[Items from a dataset]
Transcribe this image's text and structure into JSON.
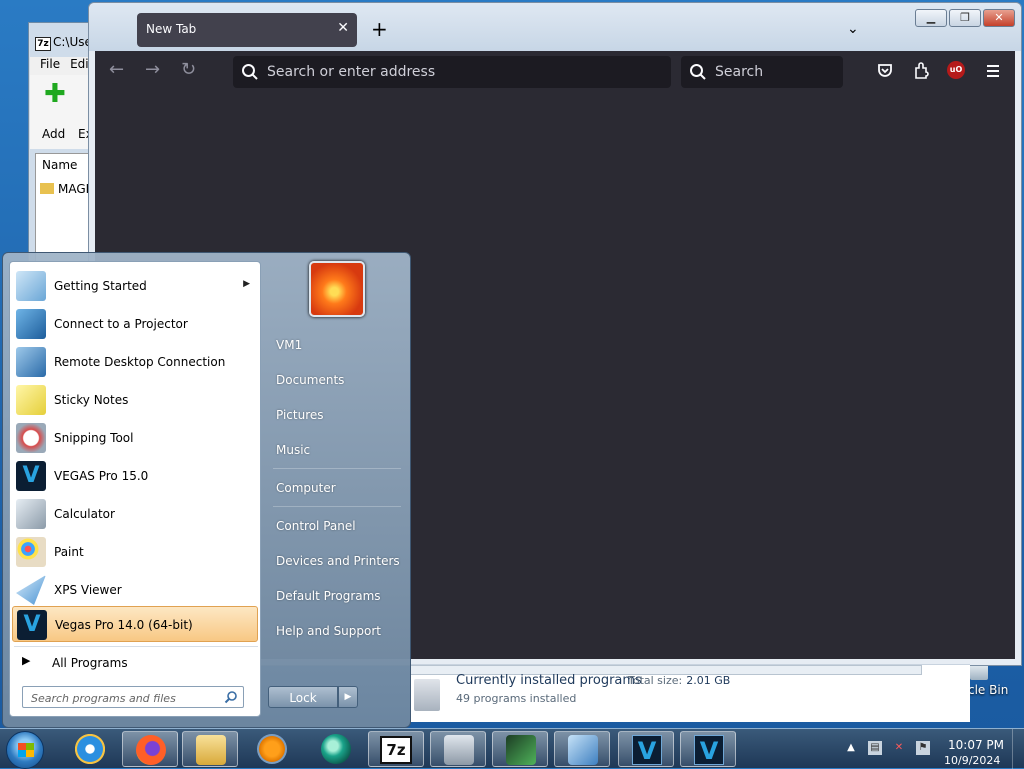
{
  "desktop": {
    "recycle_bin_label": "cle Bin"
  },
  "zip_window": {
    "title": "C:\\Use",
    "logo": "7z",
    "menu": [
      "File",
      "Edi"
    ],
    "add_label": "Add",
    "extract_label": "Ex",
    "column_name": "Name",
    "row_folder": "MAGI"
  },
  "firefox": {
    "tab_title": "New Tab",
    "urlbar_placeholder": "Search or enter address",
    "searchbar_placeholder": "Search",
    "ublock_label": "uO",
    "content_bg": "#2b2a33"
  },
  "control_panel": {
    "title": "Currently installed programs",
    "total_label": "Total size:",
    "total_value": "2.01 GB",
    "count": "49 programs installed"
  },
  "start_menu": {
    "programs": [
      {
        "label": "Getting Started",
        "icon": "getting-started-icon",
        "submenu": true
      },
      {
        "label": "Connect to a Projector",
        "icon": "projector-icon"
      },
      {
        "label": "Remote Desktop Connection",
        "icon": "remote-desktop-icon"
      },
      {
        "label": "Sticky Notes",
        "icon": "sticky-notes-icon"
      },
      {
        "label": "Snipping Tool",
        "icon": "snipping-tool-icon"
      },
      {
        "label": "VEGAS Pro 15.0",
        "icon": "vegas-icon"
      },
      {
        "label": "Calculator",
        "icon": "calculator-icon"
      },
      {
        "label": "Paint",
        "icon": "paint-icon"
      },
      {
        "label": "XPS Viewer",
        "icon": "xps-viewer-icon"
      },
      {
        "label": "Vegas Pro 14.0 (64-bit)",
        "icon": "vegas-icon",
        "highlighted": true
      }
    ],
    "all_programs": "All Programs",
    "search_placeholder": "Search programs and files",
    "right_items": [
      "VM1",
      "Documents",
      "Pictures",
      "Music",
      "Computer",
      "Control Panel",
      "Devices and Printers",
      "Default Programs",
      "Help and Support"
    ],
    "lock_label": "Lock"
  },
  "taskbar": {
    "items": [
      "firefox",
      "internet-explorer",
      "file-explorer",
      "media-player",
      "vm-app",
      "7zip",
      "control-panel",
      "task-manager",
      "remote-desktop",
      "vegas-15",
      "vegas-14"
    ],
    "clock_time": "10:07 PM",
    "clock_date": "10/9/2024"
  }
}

WORK INSTRUCTIONS: Keep the pictures out of your copy, and repeat every entry above exactly.

EXERCISE RESPONSE:
Transcribe this image's text and structure into JSON.
{
  "desktop": {
    "recycle_bin_label": "cle Bin"
  },
  "zip_window": {
    "title": "C:\\Use",
    "logo": "7z",
    "menu": [
      "File",
      "Edi"
    ],
    "add_label": "Add",
    "extract_label": "Ex",
    "column_name": "Name",
    "row_folder": "MAGI"
  },
  "firefox": {
    "tab_title": "New Tab",
    "urlbar_placeholder": "Search or enter address",
    "searchbar_placeholder": "Search",
    "ublock_label": "uO",
    "content_bg": "#2b2a33"
  },
  "control_panel": {
    "title": "Currently installed programs",
    "total_label": "Total size:",
    "total_value": "2.01 GB",
    "count": "49 programs installed"
  },
  "start_menu": {
    "programs": [
      {
        "label": "Getting Started",
        "icon": "getting-started-icon",
        "submenu": true
      },
      {
        "label": "Connect to a Projector",
        "icon": "projector-icon"
      },
      {
        "label": "Remote Desktop Connection",
        "icon": "remote-desktop-icon"
      },
      {
        "label": "Sticky Notes",
        "icon": "sticky-notes-icon"
      },
      {
        "label": "Snipping Tool",
        "icon": "snipping-tool-icon"
      },
      {
        "label": "VEGAS Pro 15.0",
        "icon": "vegas-icon"
      },
      {
        "label": "Calculator",
        "icon": "calculator-icon"
      },
      {
        "label": "Paint",
        "icon": "paint-icon"
      },
      {
        "label": "XPS Viewer",
        "icon": "xps-viewer-icon"
      },
      {
        "label": "Vegas Pro 14.0 (64-bit)",
        "icon": "vegas-icon",
        "highlighted": true
      }
    ],
    "all_programs": "All Programs",
    "search_placeholder": "Search programs and files",
    "right_items": [
      "VM1",
      "Documents",
      "Pictures",
      "Music",
      "Computer",
      "Control Panel",
      "Devices and Printers",
      "Default Programs",
      "Help and Support"
    ],
    "lock_label": "Lock"
  },
  "taskbar": {
    "items": [
      "firefox",
      "internet-explorer",
      "file-explorer",
      "media-player",
      "vm-app",
      "7zip",
      "control-panel",
      "task-manager",
      "remote-desktop",
      "vegas-15",
      "vegas-14"
    ],
    "clock_time": "10:07 PM",
    "clock_date": "10/9/2024"
  }
}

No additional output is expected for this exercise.